* _Exercise goal_
Copy every line that mentions the word "current".

* _Provided records_
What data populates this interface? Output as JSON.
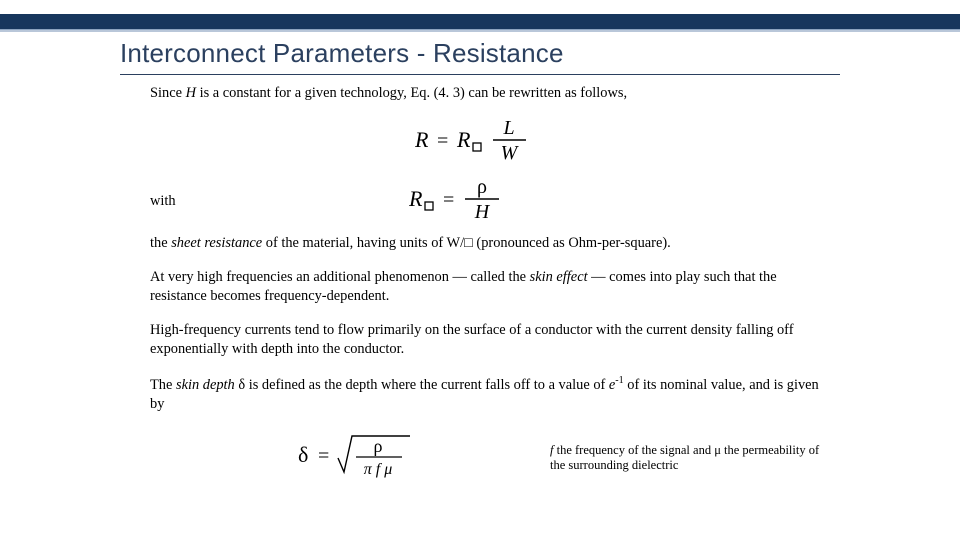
{
  "title": "Interconnect Parameters - Resistance",
  "p1_a": "Since ",
  "p1_H": "H",
  "p1_b": " is a constant for a given technology, Eq. (4. 3) can be rewritten as follows,",
  "with": "with",
  "p2_a": "the ",
  "p2_em": "sheet resistance",
  "p2_b": " of the material, having units of W/□ (pronounced as Ohm-per-square).",
  "p3_a": "At very high frequencies an additional phenomenon — called the ",
  "p3_em": "skin effect",
  "p3_b": " — comes into play such that the resistance becomes frequency-dependent.",
  "p4": "High-frequency currents tend to flow primarily on the surface of a conductor with the current density falling off exponentially with depth into the conductor.",
  "p5_a": "The ",
  "p5_em": "skin depth",
  "p5_delta": " δ",
  "p5_b": " is defined as the depth where the current falls off to a value of ",
  "p5_e": "e",
  "p5_exp": "-1",
  "p5_c": " of its nominal value, and is given by",
  "note_a": "f ",
  "note_b": "the frequency of the signal and μ the permeability of the surrounding dielectric"
}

* _Solved problem_
  "p4": "High-frequency currents tend to flow primarily on the surface of a conductor with the current density falling off exponentially with depth into the conductor.",
  "p5_b": " is defined as the depth where the current falls off to a value of ",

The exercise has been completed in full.